[Records from a collection]
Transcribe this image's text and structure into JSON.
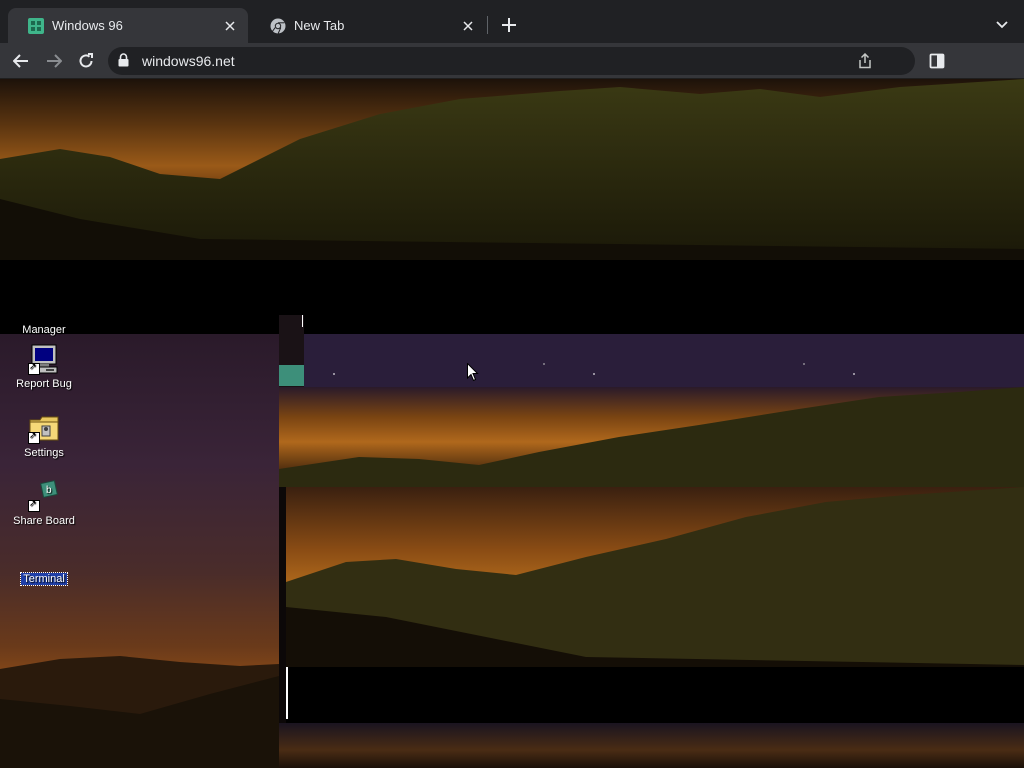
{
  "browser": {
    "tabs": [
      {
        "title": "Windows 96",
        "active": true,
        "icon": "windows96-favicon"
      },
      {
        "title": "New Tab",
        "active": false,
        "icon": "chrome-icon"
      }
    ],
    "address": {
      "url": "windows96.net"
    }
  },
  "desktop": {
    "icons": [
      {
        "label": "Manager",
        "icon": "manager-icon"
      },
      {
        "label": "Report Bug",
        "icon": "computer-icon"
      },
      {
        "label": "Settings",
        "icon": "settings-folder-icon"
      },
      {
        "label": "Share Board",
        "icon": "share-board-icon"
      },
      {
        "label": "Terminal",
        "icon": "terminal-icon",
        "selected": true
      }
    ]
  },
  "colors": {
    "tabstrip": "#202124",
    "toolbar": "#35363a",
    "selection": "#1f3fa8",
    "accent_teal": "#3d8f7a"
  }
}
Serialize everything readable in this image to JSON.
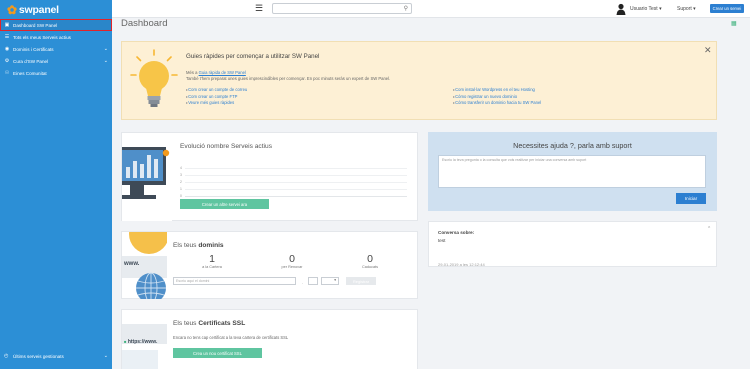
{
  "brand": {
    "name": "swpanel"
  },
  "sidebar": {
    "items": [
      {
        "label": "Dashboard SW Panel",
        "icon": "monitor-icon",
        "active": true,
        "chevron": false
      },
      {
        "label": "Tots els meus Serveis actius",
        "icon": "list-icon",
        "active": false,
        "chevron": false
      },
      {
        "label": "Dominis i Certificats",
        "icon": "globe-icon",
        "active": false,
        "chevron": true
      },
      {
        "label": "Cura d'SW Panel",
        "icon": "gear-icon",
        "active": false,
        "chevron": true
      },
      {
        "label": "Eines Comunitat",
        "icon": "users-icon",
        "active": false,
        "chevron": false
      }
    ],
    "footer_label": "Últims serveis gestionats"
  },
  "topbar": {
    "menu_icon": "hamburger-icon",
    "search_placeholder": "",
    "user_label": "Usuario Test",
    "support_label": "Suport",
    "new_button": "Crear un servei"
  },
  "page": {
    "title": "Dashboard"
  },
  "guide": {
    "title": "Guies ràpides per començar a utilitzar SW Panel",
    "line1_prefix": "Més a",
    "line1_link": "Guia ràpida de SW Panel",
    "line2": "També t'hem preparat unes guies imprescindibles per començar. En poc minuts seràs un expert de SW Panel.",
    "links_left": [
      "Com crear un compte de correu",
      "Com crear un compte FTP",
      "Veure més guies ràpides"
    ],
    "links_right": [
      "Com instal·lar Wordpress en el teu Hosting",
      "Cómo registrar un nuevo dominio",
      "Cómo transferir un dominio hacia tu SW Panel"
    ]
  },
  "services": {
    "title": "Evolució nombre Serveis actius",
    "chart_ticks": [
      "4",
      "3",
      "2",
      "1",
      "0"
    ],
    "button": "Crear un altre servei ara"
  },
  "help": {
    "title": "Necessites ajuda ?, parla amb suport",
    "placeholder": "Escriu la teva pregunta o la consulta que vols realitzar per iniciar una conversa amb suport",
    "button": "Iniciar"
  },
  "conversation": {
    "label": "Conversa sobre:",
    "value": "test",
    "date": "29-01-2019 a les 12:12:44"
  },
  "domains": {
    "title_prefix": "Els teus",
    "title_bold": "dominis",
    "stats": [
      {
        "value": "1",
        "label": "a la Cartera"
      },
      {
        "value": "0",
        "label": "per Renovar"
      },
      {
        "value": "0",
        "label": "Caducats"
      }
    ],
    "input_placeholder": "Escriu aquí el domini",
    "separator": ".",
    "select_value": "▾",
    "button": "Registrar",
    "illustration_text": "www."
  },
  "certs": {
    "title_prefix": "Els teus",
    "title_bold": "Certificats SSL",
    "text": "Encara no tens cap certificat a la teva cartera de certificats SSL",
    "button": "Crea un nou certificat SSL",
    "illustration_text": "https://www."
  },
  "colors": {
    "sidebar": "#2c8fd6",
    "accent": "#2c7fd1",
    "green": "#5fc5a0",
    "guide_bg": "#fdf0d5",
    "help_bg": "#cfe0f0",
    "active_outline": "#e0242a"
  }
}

--

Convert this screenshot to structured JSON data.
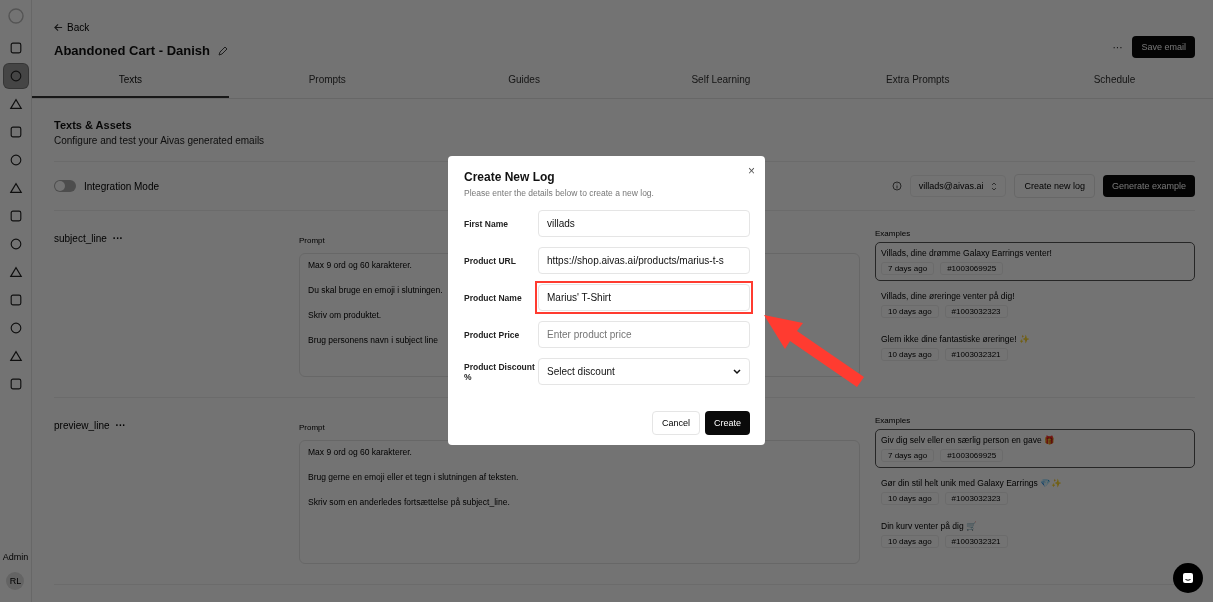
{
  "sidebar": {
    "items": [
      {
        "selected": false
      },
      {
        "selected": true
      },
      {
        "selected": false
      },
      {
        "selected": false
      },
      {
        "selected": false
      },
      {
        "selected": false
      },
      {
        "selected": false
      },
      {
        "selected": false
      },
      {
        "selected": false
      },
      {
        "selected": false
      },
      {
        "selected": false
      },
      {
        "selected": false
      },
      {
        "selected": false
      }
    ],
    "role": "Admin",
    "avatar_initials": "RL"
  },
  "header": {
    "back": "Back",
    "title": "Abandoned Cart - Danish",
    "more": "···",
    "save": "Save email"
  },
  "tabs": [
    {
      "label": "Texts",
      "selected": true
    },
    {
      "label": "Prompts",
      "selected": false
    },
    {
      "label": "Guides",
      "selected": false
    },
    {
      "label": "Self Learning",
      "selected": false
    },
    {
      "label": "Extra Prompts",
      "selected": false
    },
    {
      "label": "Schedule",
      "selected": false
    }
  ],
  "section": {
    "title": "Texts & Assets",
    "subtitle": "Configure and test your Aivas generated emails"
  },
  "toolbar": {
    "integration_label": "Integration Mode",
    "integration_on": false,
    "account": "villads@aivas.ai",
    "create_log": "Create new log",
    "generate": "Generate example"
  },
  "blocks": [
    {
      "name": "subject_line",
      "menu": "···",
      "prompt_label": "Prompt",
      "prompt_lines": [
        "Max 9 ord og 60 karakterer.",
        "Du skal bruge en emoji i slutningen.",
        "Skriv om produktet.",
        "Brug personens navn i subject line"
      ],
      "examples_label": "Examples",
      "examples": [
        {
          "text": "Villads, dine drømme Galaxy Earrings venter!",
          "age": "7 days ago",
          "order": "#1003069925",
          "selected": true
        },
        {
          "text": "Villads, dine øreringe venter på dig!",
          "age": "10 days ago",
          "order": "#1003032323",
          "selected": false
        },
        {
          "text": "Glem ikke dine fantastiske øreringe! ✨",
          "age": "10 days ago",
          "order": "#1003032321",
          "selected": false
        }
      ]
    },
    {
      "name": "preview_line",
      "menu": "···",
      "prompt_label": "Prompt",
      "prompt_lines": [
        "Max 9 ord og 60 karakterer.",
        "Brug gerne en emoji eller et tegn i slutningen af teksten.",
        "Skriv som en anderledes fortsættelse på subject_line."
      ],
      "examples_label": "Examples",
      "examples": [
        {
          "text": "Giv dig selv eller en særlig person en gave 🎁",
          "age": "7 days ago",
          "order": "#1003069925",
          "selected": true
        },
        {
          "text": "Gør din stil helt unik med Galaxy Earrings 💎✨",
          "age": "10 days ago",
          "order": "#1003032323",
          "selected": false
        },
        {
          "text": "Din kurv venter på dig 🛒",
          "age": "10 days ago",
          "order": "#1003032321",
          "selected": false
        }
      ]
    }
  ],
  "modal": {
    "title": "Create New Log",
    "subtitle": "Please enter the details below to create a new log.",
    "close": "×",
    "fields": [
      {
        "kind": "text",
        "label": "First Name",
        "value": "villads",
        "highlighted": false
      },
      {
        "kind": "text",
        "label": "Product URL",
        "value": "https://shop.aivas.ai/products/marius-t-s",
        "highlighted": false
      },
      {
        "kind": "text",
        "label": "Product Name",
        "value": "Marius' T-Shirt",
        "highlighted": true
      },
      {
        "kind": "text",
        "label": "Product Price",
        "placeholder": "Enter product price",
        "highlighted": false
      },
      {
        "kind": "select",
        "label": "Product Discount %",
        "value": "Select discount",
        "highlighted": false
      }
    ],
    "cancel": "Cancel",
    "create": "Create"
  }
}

--

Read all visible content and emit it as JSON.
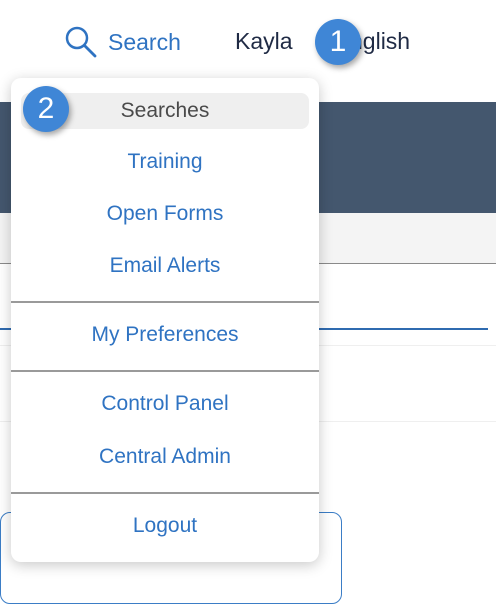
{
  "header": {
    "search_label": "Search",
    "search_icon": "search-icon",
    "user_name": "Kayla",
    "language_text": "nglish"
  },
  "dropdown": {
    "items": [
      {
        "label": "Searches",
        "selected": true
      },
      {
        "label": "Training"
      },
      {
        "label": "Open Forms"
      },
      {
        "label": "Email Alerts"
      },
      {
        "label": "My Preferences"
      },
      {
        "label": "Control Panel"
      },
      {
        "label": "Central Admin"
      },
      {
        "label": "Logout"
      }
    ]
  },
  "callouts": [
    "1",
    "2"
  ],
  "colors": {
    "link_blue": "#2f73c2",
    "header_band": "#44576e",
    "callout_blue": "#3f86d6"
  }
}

-- What you need to do --
Provide only the count of lines in the data above that include the string "emoji".

-- The solution --
2